# Required task:
Below is some material; set it all down exactly, apart from the pictures.

### Records supplied

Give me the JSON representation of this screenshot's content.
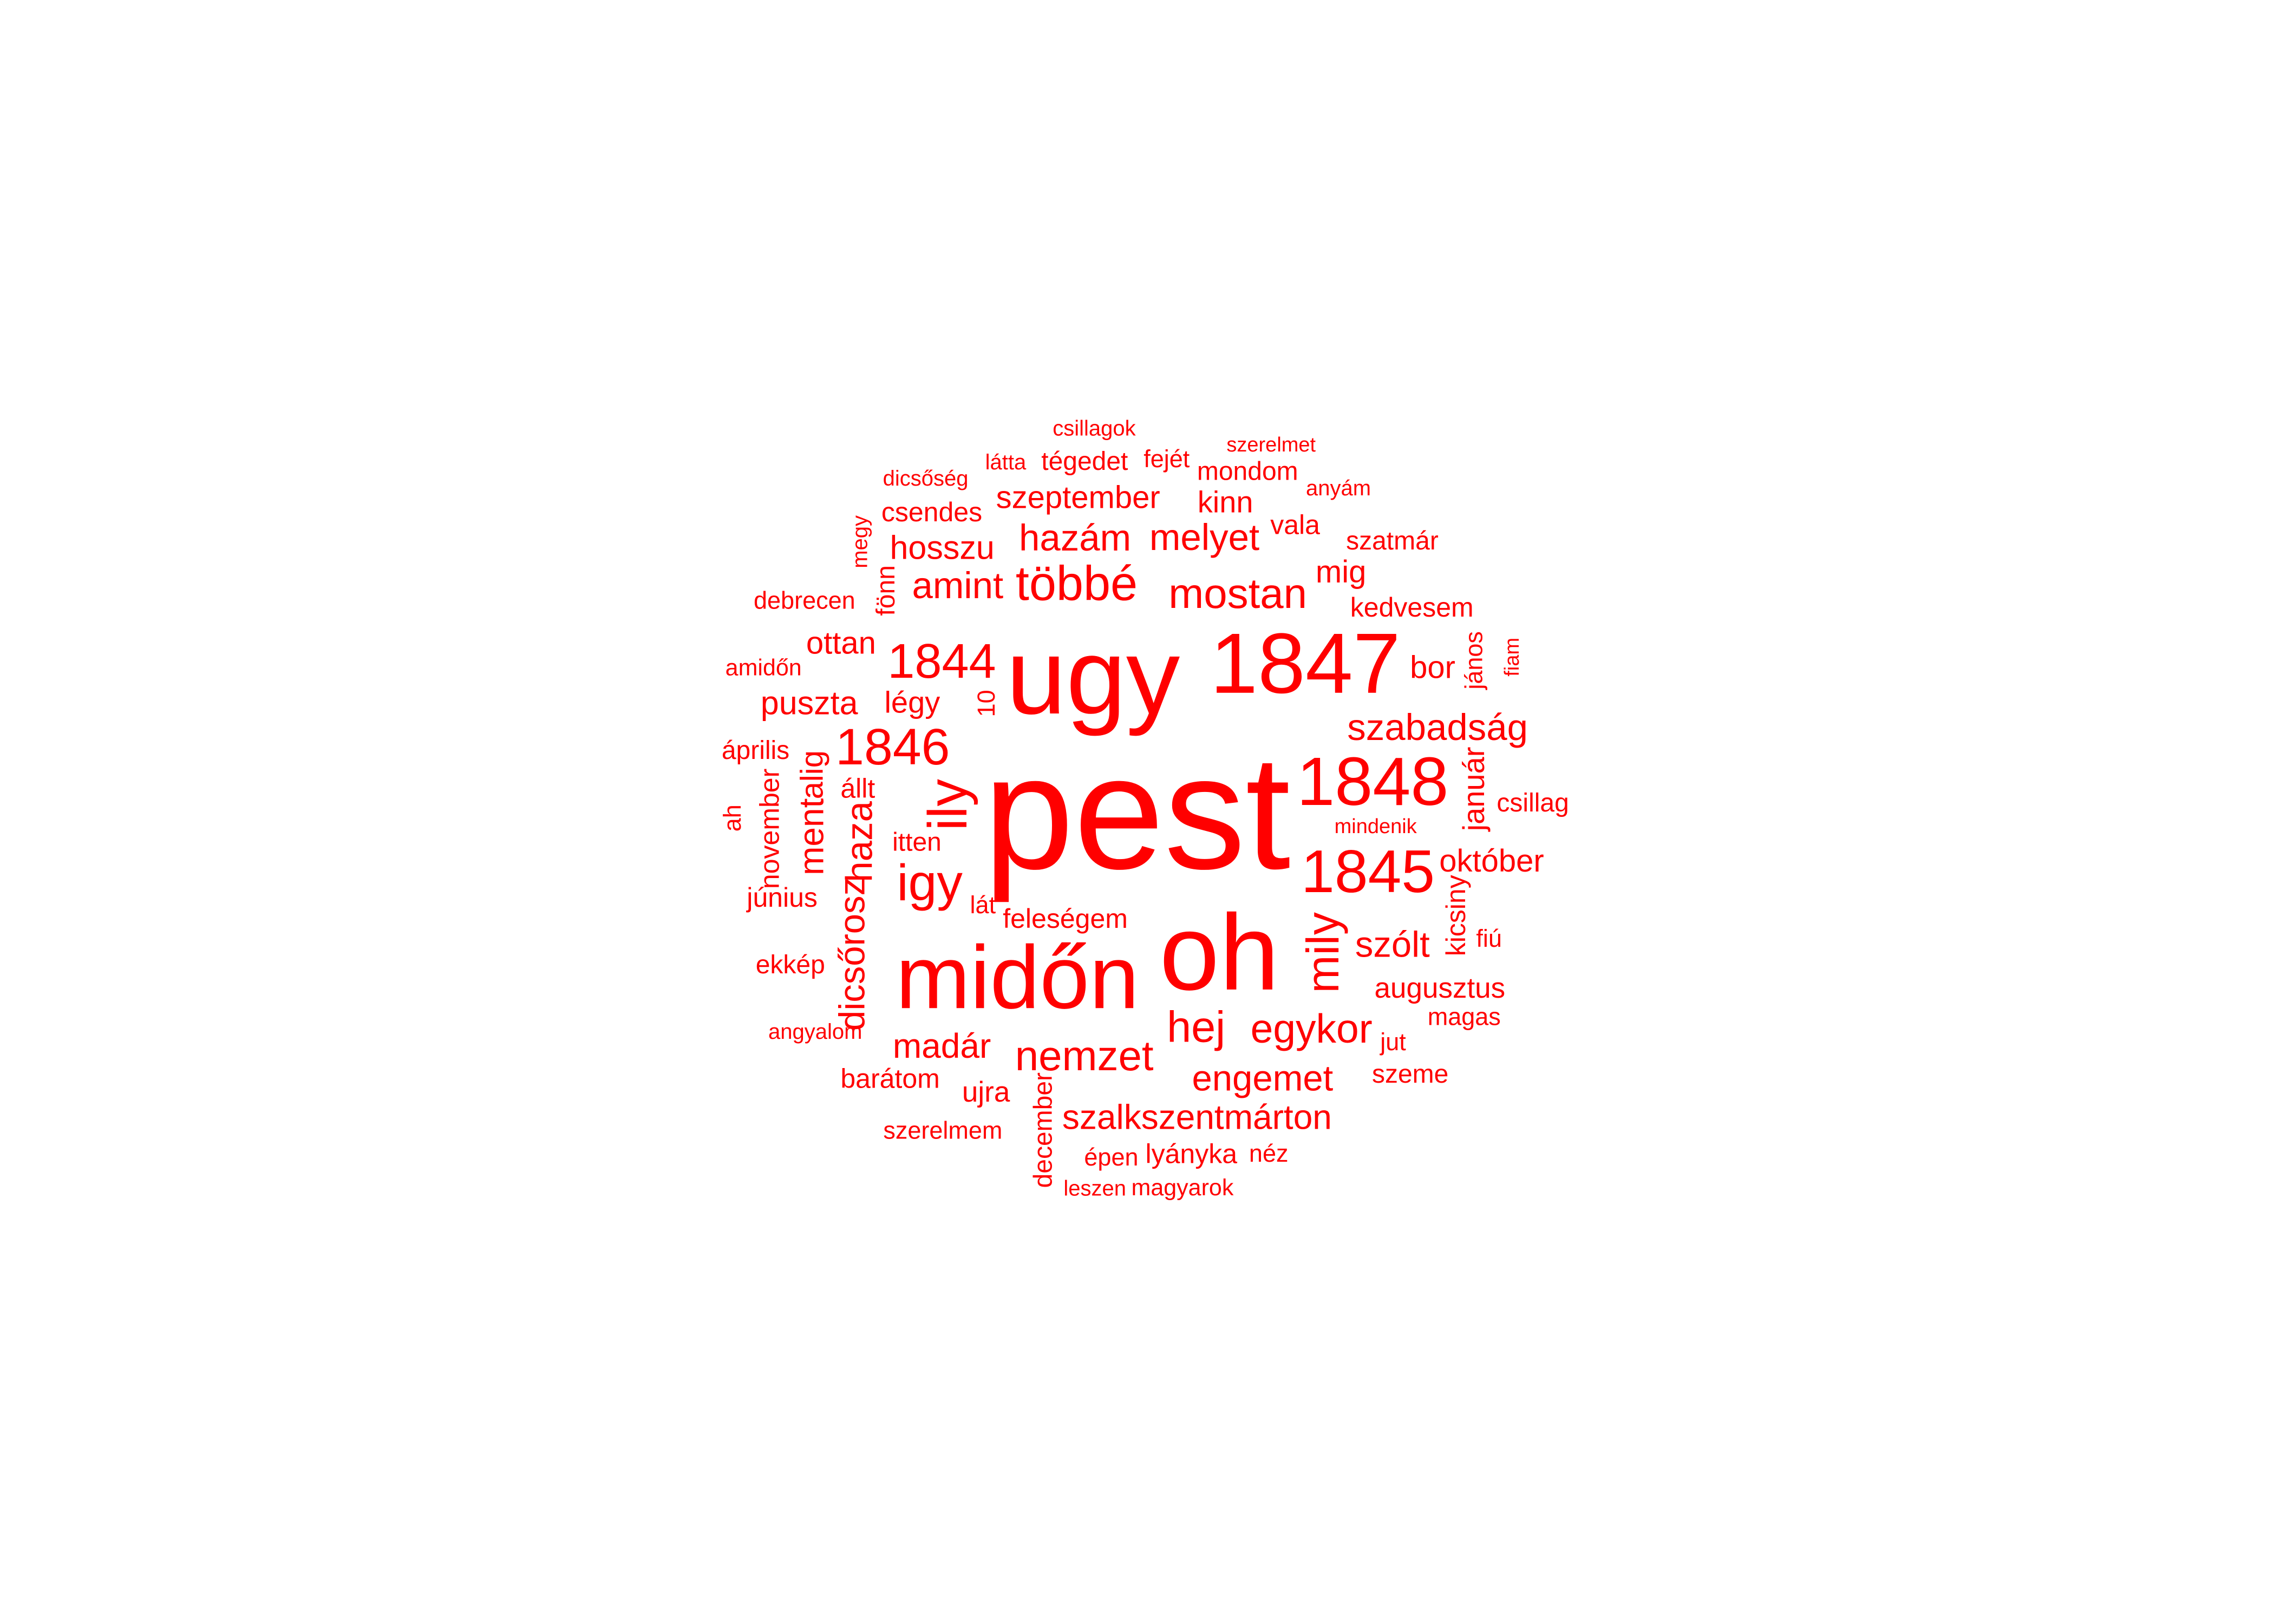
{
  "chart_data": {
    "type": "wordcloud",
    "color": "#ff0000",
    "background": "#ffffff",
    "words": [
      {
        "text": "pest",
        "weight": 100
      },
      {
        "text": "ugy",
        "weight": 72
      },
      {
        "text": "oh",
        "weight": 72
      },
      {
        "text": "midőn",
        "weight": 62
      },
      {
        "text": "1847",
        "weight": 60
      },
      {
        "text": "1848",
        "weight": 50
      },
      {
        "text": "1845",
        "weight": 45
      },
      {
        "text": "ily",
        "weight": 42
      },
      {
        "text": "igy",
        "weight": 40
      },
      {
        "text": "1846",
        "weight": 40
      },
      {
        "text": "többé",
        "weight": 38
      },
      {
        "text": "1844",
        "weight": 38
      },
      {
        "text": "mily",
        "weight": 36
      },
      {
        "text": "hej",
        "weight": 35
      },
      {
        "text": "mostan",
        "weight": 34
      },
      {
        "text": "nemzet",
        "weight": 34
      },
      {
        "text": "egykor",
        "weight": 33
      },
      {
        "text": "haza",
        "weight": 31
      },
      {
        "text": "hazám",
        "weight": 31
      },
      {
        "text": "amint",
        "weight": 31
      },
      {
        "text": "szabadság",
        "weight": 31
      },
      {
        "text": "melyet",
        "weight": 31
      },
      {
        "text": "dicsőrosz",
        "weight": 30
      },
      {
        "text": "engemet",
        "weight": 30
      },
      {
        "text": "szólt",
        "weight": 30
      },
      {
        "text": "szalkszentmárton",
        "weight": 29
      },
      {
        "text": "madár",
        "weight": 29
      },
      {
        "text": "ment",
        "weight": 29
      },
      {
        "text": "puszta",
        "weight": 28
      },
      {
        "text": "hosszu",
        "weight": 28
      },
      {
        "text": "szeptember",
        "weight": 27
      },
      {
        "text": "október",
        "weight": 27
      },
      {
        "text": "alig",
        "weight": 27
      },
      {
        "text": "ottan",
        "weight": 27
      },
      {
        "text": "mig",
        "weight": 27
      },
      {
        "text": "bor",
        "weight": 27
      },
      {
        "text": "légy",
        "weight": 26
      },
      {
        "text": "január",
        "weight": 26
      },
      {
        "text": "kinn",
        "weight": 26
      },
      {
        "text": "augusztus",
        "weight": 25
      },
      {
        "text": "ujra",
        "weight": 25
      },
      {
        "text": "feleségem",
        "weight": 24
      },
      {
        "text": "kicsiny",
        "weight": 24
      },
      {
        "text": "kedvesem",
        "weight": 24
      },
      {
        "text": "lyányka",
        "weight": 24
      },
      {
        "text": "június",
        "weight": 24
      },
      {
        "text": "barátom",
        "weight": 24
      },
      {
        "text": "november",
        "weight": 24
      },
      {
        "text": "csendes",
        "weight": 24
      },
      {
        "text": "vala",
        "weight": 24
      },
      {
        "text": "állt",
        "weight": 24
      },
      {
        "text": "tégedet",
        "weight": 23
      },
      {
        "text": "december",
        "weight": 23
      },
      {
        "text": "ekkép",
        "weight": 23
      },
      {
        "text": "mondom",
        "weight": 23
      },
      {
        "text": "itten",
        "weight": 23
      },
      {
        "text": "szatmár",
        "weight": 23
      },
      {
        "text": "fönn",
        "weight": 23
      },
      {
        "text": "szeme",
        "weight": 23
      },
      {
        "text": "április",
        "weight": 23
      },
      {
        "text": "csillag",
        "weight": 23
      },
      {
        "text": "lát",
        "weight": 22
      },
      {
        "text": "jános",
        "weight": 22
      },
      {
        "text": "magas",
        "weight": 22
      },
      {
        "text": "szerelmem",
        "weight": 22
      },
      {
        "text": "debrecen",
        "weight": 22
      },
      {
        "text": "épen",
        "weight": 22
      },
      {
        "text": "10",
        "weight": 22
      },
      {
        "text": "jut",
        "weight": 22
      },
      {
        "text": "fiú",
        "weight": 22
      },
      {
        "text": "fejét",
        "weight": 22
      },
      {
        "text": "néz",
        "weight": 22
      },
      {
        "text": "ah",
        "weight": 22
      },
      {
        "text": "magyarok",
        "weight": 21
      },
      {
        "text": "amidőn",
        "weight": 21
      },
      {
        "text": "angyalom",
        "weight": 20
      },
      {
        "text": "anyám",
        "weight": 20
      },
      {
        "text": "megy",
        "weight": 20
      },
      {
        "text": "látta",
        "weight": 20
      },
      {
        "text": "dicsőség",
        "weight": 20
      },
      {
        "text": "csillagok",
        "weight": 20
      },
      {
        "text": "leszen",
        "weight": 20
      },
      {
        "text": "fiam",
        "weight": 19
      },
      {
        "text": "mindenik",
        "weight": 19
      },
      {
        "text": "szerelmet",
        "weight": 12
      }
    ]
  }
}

######

# Output below:
Give me the JSON representation of this screenshot's content.
{
  "chart_data": {
    "type": "wordcloud",
    "color": "#ff0000",
    "background": "#ffffff",
    "words": [
      {
        "text": "pest",
        "weight": 100
      },
      {
        "text": "ugy",
        "weight": 72
      },
      {
        "text": "oh",
        "weight": 72
      },
      {
        "text": "midőn",
        "weight": 62
      },
      {
        "text": "1847",
        "weight": 60
      },
      {
        "text": "1848",
        "weight": 50
      },
      {
        "text": "1845",
        "weight": 45
      },
      {
        "text": "ily",
        "weight": 42
      },
      {
        "text": "igy",
        "weight": 40
      },
      {
        "text": "1846",
        "weight": 40
      },
      {
        "text": "többé",
        "weight": 38
      },
      {
        "text": "1844",
        "weight": 38
      },
      {
        "text": "mily",
        "weight": 36
      },
      {
        "text": "hej",
        "weight": 35
      },
      {
        "text": "mostan",
        "weight": 34
      },
      {
        "text": "nemzet",
        "weight": 34
      },
      {
        "text": "egykor",
        "weight": 33
      },
      {
        "text": "haza",
        "weight": 31
      },
      {
        "text": "hazám",
        "weight": 31
      },
      {
        "text": "amint",
        "weight": 31
      },
      {
        "text": "szabadság",
        "weight": 31
      },
      {
        "text": "melyet",
        "weight": 31
      },
      {
        "text": "dicsőrosz",
        "weight": 30
      },
      {
        "text": "engemet",
        "weight": 30
      },
      {
        "text": "szólt",
        "weight": 30
      },
      {
        "text": "szalkszentmárton",
        "weight": 29
      },
      {
        "text": "madár",
        "weight": 29
      },
      {
        "text": "ment",
        "weight": 29
      },
      {
        "text": "puszta",
        "weight": 28
      },
      {
        "text": "hosszu",
        "weight": 28
      },
      {
        "text": "szeptember",
        "weight": 27
      },
      {
        "text": "október",
        "weight": 27
      },
      {
        "text": "alig",
        "weight": 27
      },
      {
        "text": "ottan",
        "weight": 27
      },
      {
        "text": "mig",
        "weight": 27
      },
      {
        "text": "bor",
        "weight": 27
      },
      {
        "text": "légy",
        "weight": 26
      },
      {
        "text": "január",
        "weight": 26
      },
      {
        "text": "kinn",
        "weight": 26
      },
      {
        "text": "augusztus",
        "weight": 25
      },
      {
        "text": "ujra",
        "weight": 25
      },
      {
        "text": "feleségem",
        "weight": 24
      },
      {
        "text": "kicsiny",
        "weight": 24
      },
      {
        "text": "kedvesem",
        "weight": 24
      },
      {
        "text": "lyányka",
        "weight": 24
      },
      {
        "text": "június",
        "weight": 24
      },
      {
        "text": "barátom",
        "weight": 24
      },
      {
        "text": "november",
        "weight": 24
      },
      {
        "text": "csendes",
        "weight": 24
      },
      {
        "text": "vala",
        "weight": 24
      },
      {
        "text": "állt",
        "weight": 24
      },
      {
        "text": "tégedet",
        "weight": 23
      },
      {
        "text": "december",
        "weight": 23
      },
      {
        "text": "ekkép",
        "weight": 23
      },
      {
        "text": "mondom",
        "weight": 23
      },
      {
        "text": "itten",
        "weight": 23
      },
      {
        "text": "szatmár",
        "weight": 23
      },
      {
        "text": "fönn",
        "weight": 23
      },
      {
        "text": "szeme",
        "weight": 23
      },
      {
        "text": "április",
        "weight": 23
      },
      {
        "text": "csillag",
        "weight": 23
      },
      {
        "text": "lát",
        "weight": 22
      },
      {
        "text": "jános",
        "weight": 22
      },
      {
        "text": "magas",
        "weight": 22
      },
      {
        "text": "szerelmem",
        "weight": 22
      },
      {
        "text": "debrecen",
        "weight": 22
      },
      {
        "text": "épen",
        "weight": 22
      },
      {
        "text": "10",
        "weight": 22
      },
      {
        "text": "jut",
        "weight": 22
      },
      {
        "text": "fiú",
        "weight": 22
      },
      {
        "text": "fejét",
        "weight": 22
      },
      {
        "text": "néz",
        "weight": 22
      },
      {
        "text": "ah",
        "weight": 22
      },
      {
        "text": "magyarok",
        "weight": 21
      },
      {
        "text": "amidőn",
        "weight": 21
      },
      {
        "text": "angyalom",
        "weight": 20
      },
      {
        "text": "anyám",
        "weight": 20
      },
      {
        "text": "megy",
        "weight": 20
      },
      {
        "text": "látta",
        "weight": 20
      },
      {
        "text": "dicsőség",
        "weight": 20
      },
      {
        "text": "csillagok",
        "weight": 20
      },
      {
        "text": "leszen",
        "weight": 20
      },
      {
        "text": "fiam",
        "weight": 19
      },
      {
        "text": "mindenik",
        "weight": 19
      },
      {
        "text": "szerelmet",
        "weight": 12
      }
    ]
  }
}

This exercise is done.